REQUIRED TASK: Please set down the lines from the line with "folder-icon <box>62 305 72 313</box>" to the line with "sidebar: Home Explore", both included, exactly as they appear.

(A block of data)
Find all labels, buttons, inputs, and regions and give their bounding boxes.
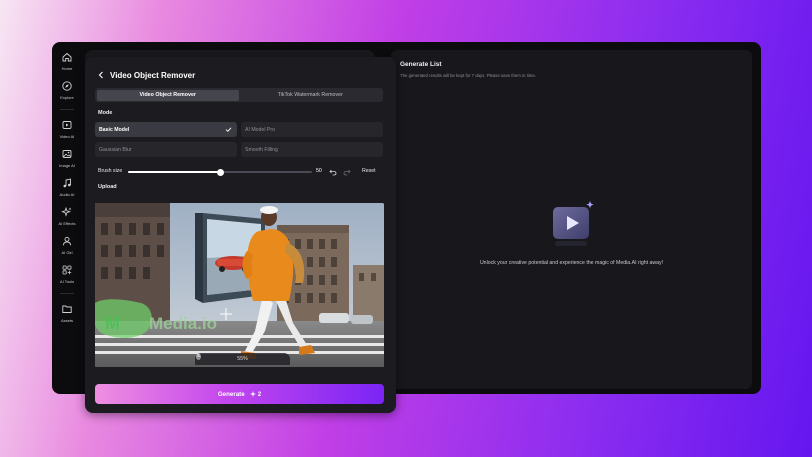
folder-icon <box>62 305 72 313</box>
sidebar-item-ai-girl[interactable]: AI Girl <box>52 235 82 255</box>
sidebar-item-audio-ai[interactable]: Audio AI <box>52 177 82 197</box>
page-title: Video Object Remover <box>110 70 196 80</box>
home-icon <box>62 52 72 62</box>
reset-button[interactable]: Reset <box>362 168 376 174</box>
undo-icon[interactable] <box>329 168 337 176</box>
sidebar: Home Explore Video AI Image AI Audio AI … <box>52 42 82 394</box>
credit-sparkle-icon <box>249 391 256 397</box>
tab-tiktok-watermark-remover[interactable]: TikTok Watermark Remover <box>239 90 382 101</box>
mode-option-label: Basic Model <box>99 126 130 133</box>
object-remover-panel: Video Object Remover Video Object Remove… <box>85 57 396 413</box>
sidebar-item-label: Video AI <box>59 134 75 139</box>
sidebar-item-home[interactable]: Home <box>52 51 82 71</box>
empty-state-message: Unlock your creative potential and exper… <box>479 260 664 266</box>
brush-size-row: Brush size 50 Reset <box>98 167 384 177</box>
mode-option-gaussian-blur[interactable]: Gaussian Blur <box>95 142 237 157</box>
sidebar-item-label: Home <box>61 66 73 71</box>
watermark-text: Media.io <box>149 314 217 333</box>
canvas-toolbar: 55% <box>195 353 290 365</box>
sidebar-item-ai-effects[interactable]: AI Effects <box>52 206 82 226</box>
sidebar-divider <box>60 293 74 294</box>
generate-list-subtitle: The generated results will be kept for 7… <box>400 73 536 78</box>
sidebar-item-label: Assets <box>60 318 73 323</box>
trash-icon[interactable] <box>195 353 202 360</box>
brush-size-slider-fill <box>128 171 220 173</box>
brush-size-value: 50 <box>316 168 322 174</box>
compass-icon <box>62 81 72 91</box>
mode-option-label: Smooth Filling <box>245 146 278 153</box>
generate-credit-cost: 2 <box>257 390 262 398</box>
back-arrow-icon[interactable] <box>97 71 105 79</box>
image-icon <box>62 150 72 158</box>
generate-list-panel: Generate List The generated results will… <box>391 50 752 389</box>
sidebar-item-explore[interactable]: Explore <box>52 80 82 100</box>
music-note-icon <box>63 178 71 188</box>
mode-label: Mode <box>98 110 113 116</box>
check-icon <box>225 127 232 132</box>
mode-option-label: Gaussian Blur <box>99 146 132 153</box>
sparkles-icon <box>61 206 72 217</box>
user-icon <box>62 236 72 246</box>
generate-button[interactable]: Generate 2 <box>95 384 384 404</box>
redo-icon[interactable] <box>343 168 351 176</box>
panel-header: Video Object Remover <box>97 69 195 81</box>
video-frame-image: M Media.io <box>95 203 384 367</box>
sidebar-item-label: Audio AI <box>59 192 75 197</box>
sidebar-item-label: Explore <box>60 95 74 100</box>
sidebar-item-label: Image AI <box>59 163 75 168</box>
sidebar-item-assets[interactable]: Assets <box>52 303 82 323</box>
tab-video-object-remover[interactable]: Video Object Remover <box>96 89 239 101</box>
generate-button-label: Generate <box>217 390 245 398</box>
sidebar-item-label: AI Girl <box>61 250 73 255</box>
sidebar-item-video-ai[interactable]: Video AI <box>52 119 82 139</box>
tools-icon <box>62 265 72 275</box>
brush-size-label: Brush size <box>98 168 123 174</box>
video-icon <box>62 121 72 129</box>
video-preview-canvas[interactable]: M Media.io 55% <box>95 203 384 367</box>
generate-list-title: Generate List <box>400 61 442 68</box>
svg-text:M: M <box>105 313 120 333</box>
upload-label: Upload <box>98 184 117 190</box>
sidebar-item-ai-tools[interactable]: AI Tools <box>52 264 82 284</box>
mode-option-basic-model[interactable]: Basic Model <box>95 122 237 137</box>
sidebar-divider <box>60 109 74 110</box>
mode-option-label: AI Model Pro <box>245 126 275 133</box>
mode-option-ai-model-pro[interactable]: AI Model Pro <box>241 122 383 137</box>
brush-size-slider-thumb[interactable] <box>216 168 224 176</box>
sidebar-item-label: AI Effects <box>58 221 76 226</box>
mode-option-smooth-filling[interactable]: Smooth Filling <box>241 142 383 157</box>
video-play-icon <box>553 201 594 246</box>
sidebar-item-image-ai[interactable]: Image AI <box>52 148 82 168</box>
sidebar-item-label: AI Tools <box>59 279 75 284</box>
tool-tabs: Video Object Remover TikTok Watermark Re… <box>95 88 383 102</box>
zoom-level: 55% <box>237 356 248 362</box>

RESULT FOR THIS EXERCISE:
folder-icon <box>62 305 72 313</box>
sidebar-item-ai-girl[interactable]: AI Girl <box>52 235 82 255</box>
sidebar-item-audio-ai[interactable]: Audio AI <box>52 177 82 197</box>
page-title: Video Object Remover <box>110 70 196 80</box>
home-icon <box>62 52 72 62</box>
reset-button[interactable]: Reset <box>362 168 376 174</box>
undo-icon[interactable] <box>329 168 337 176</box>
sidebar: Home Explore Video AI Image AI Audio AI … <box>52 42 82 394</box>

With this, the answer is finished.